-- Data records --
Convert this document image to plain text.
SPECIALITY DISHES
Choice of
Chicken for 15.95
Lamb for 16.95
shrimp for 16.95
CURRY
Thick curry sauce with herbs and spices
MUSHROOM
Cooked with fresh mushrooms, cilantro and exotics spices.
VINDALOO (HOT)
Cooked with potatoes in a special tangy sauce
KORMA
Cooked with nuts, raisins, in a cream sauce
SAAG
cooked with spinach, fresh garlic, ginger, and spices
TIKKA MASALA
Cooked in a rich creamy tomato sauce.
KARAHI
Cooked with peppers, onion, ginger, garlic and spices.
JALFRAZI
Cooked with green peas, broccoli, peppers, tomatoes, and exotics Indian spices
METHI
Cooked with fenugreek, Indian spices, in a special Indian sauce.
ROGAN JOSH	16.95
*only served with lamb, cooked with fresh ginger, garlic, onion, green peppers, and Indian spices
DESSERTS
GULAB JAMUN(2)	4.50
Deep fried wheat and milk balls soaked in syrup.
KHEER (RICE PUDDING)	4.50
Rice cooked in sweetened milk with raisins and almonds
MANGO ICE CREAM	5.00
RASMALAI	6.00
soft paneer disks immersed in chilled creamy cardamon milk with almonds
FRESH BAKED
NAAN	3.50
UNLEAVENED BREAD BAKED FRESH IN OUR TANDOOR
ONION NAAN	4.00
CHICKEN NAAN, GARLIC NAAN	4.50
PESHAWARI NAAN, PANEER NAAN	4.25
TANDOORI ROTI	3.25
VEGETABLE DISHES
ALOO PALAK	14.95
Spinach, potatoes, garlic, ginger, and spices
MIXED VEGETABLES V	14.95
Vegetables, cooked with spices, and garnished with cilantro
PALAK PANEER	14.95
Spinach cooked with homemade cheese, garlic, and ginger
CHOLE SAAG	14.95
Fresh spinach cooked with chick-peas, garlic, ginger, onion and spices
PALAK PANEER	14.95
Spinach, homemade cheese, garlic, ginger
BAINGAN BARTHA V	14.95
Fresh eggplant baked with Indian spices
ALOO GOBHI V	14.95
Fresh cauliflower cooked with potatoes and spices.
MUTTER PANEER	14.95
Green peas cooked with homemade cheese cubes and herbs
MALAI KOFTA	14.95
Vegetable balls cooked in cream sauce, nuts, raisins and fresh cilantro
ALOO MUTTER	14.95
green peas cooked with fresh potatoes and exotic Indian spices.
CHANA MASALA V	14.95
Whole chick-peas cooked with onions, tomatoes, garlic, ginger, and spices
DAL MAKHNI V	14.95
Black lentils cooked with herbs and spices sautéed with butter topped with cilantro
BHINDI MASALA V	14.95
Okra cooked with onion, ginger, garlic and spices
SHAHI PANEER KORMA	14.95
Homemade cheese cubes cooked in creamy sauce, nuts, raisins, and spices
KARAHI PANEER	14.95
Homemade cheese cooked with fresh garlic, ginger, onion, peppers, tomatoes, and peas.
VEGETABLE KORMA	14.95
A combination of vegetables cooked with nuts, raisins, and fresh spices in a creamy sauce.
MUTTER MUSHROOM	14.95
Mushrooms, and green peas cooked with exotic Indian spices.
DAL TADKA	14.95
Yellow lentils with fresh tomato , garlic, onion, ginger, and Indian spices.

-- THE TASK --
Pull out and copy each line containing the string "Indian".

-- TASK RESPONSE --
Cooked with green peas, broccoli, peppers, tomatoes, and exotics Indian spices
Cooked with fenugreek, Indian spices, in a special Indian sauce.
*only served with lamb, cooked with fresh ginger, garlic, onion, green peppers, and Indian spices
Fresh eggplant baked with Indian spices
green peas cooked with fresh potatoes and exotic Indian spices.
Mushrooms, and green peas cooked with exotic Indian spices.
Yellow lentils with fresh tomato , garlic, onion, ginger, and Indian spices.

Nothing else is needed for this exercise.